*Text passage*
-*-

If we assume that the avant-garde act is an intrinsically reactionary act, then its means must change whenever that to which it reacts, changes. If, in addition, this last is the occasional ‘centre’ (in the sense given it in the introduction), then the avant-garde act is, up to a varying degree, a repulse of the centre – in other words, an eccentric act. We can now largely define the historically necessary, although not sufficient, conditions for the appearance of avant-garde activity: there must exist a specific and compact centre (at least one), this centre must be assimilated, and there must concur special reasons making its repulse attractive (such as the boredom it may have caused with its supererogatory presence).

 

THE “GOOD TASTE” HURDLE

 

The dictionary tells us that the word style originates from the latin stilus.23 Stilus is the pen –the sharp instrument for writing or engraving. Metaphorically, style is the manner in which one uses the pen. If someone’s manner is similar to at least one other’s, then we speak of the style of a group, and eventually of a school’s or an epoch’s. But already things are getting complicated: for what reason should my manner be similar to somone else’s? There are here two possibilities: either it is not –and has merely been thus recorded by a third person, who is making history in his (or her) own manner– or it really is, in which case there are many probable explanations. Those that seem to be generally preferred lead to the conclusion that we obeyed (or did not obey), both I and the other, to the conventions of our day. Let us presume: the conventions of our day may be formed by tradition and the mores, or by the prevalent –which is to say, the plurality’s– perception of what is elegant, maybe even by fashion. And with that, things are beyond all control.

 

Fashion is also a manner; it answers to the question how. But the question that seems to be elusive is who. David Watkin says: “In fact there are a hundred and one solutions [manners], and the one chosen will always depend partly on the current fashionable notions of what buildings ought to look like.”24 A sentence that must surely be considered heretic by any purist, champion of any Architectural Style, as by any ideologue. According to Walter Benjamin: “Fashion –more widely, consumption– conceals the deepest social inertia [...] to the degree that the demand for real social activity idles and loses itself in fashion, in the sudden and often circular change of objects, clothes and ideas. And to the illusion of change is added the illusion of democracy.”25 In this case, fashion is objectified as an expression of capitalistic totalitarianism which uses it as a lever to stupefy, and therefore control, society. On the other hand, the historians and theoreticians of the Modern Movement are seeking the “ideo-logical base that would remove architecture once and for all from the arena of Style and fashion.”26 Of course, as the case was later shown to be, modernism did not differ in that from Styles of earlier centuries, which had striven towards the same goal, and with the same unfortunate result. However, Sir Nikolaus Pevsner succeeds in introducing a real novelty by declaring that “sham materials and sham technique are immoral”.27 Which means (allowing for a slight interpretative leeway as to what a ‘sham’ material or technique could possibly be) that immorality leaves the subject and moves to the object; it becomes objective. In other words, forms are no longer subject to aesthetic criticism –which is debatable– but are judged as either moral or immoral. The hunt for the Fixed Point is kept on.

-*-

*Given material*
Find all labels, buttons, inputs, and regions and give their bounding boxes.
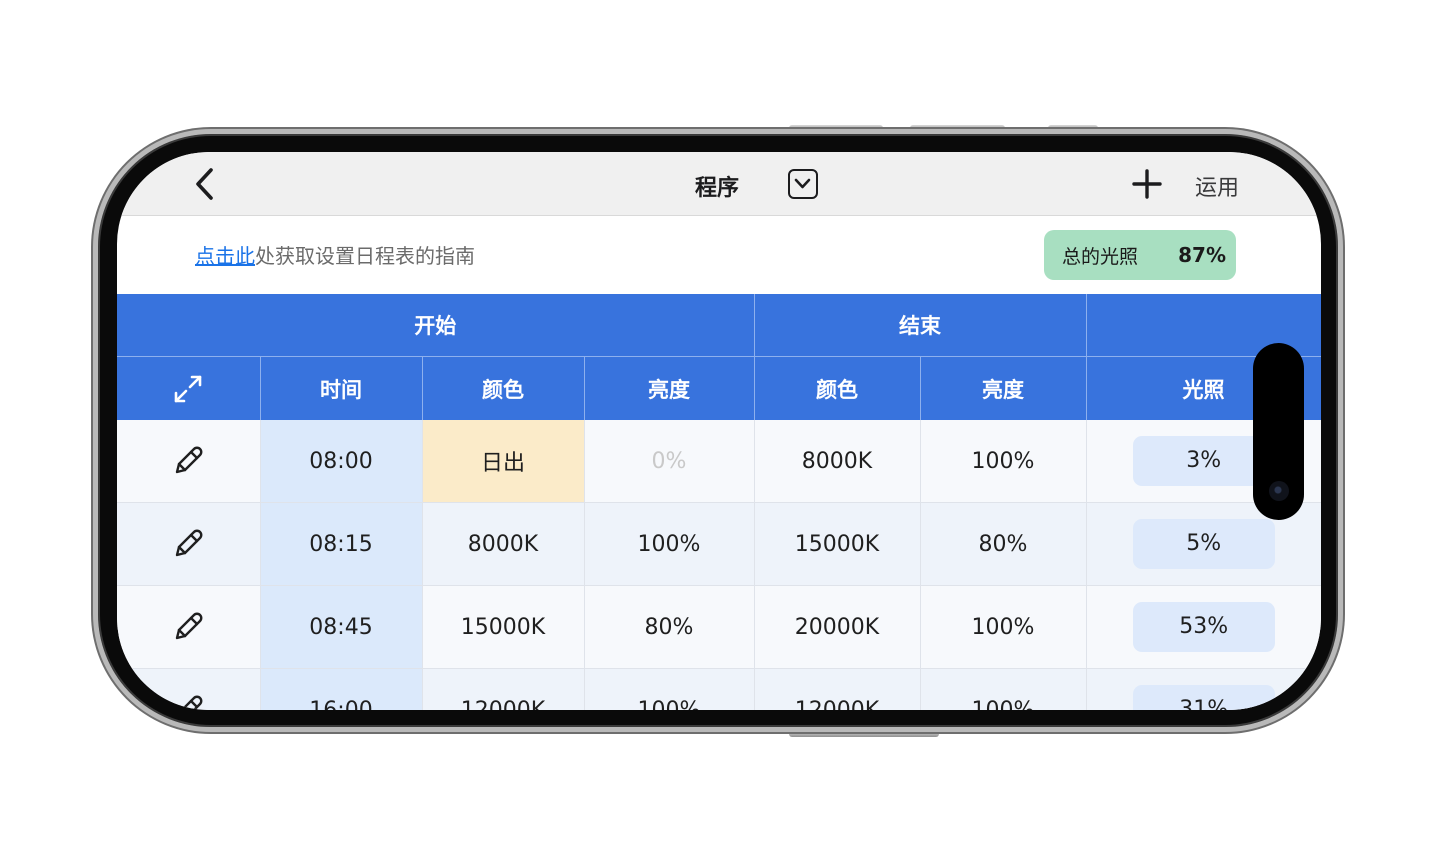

-*-

*Given request A*
In the passage on style and fashion, what did Sir Nikolaus Pevsner declare to be immoral?
*Given request B*
Write out the part of the passage on style and fashion between "If we assume" and "its supererogatory presence).", inclusive.
*Given request C*
Continue the passage on style and fashion from the point where it stops.

*Task result A*
Sham materials and sham technique.

*Task result B*
If we assume that the avant-garde act is an intrinsically reactionary act, then its means must change whenever that to which it reacts, changes. If, in addition, this last is the occasional ‘centre’ (in the sense given it in the introduction), then the avant-garde act is, up to a varying degree, a repulse of the centre – in other words, an eccentric act. We can now largely define the historically necessary, although not sufficient, conditions for the appearance of avant-garde activity: there must exist a specific and compact centre (at least one), this centre must be assimilated, and there must concur special reasons making its repulse attractive (such as the boredom it may have caused with its supererogatory presence).

*Task result C*
 

The question though, is kept unanswered. Fashion, to the general annoyance, seems to be influencing everything –but who influences fashion? If we except, as beyond the point, several Hautes Couteurs, if we discount the Church as the dead opposite of fashion, if we accept that Intelligentsia and Art cannot be directing fashion simultaneously as trying to resist it, and if we agree that fashion is older than Capitalism, then, by rule of exclusion, it must be the ‘broader public’ that generates and affects it. But this would prove that no ‘true’ architectural dogma has a real social basis, and, at least seen from Pevsner’s point of view, that cannot be true. What apparently causes Pevsner such discomfort is not common, everyday fashion but academic fashion, which is to say, style.

 

It is then academically sanctioned fashion that constitutes the ‘centre’, the repulse of which is the essence of the avant-garde act. But not its replacement. If that limit is crossed, then the avant-garde ceases to exist as such, and melts itself into a new ‘centre’. Even further: if the intention of the act is, from the beginning, the replacement of the centre’, as in the case of Pevsner’s effort, then the act cannot be called avant-garde but innovating or progressive movement.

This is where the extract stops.